# Start of RECORD SET
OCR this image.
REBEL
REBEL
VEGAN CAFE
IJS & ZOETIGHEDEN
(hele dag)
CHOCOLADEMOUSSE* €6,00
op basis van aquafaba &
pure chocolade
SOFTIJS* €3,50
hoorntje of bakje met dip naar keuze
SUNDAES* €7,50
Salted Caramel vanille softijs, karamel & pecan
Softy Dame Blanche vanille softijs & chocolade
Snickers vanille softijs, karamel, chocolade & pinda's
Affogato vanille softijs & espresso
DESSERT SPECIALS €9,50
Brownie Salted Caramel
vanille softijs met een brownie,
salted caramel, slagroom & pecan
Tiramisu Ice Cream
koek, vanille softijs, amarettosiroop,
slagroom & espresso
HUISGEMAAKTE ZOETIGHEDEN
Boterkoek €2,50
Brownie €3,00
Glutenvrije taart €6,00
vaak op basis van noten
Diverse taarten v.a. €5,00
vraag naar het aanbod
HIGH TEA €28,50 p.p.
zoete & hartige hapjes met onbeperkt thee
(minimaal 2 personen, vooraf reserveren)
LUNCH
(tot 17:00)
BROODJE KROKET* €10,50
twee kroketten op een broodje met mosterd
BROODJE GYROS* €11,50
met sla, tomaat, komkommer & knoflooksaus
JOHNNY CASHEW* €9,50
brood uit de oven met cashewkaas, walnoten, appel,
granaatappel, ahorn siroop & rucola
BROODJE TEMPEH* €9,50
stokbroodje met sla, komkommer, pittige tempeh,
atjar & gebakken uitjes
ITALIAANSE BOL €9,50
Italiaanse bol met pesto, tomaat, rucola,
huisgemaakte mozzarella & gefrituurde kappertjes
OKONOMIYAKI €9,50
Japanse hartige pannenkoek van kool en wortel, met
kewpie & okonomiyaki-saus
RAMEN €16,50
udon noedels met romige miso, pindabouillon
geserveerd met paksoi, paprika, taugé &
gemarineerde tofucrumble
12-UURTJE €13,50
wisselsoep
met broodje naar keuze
# End of RECORD SET
TO BE DONE
Copy out every line in the entries above that holds "slagroom".

TASK ANSWER
salted caramel, slagroom & pecan
slagroom & espresso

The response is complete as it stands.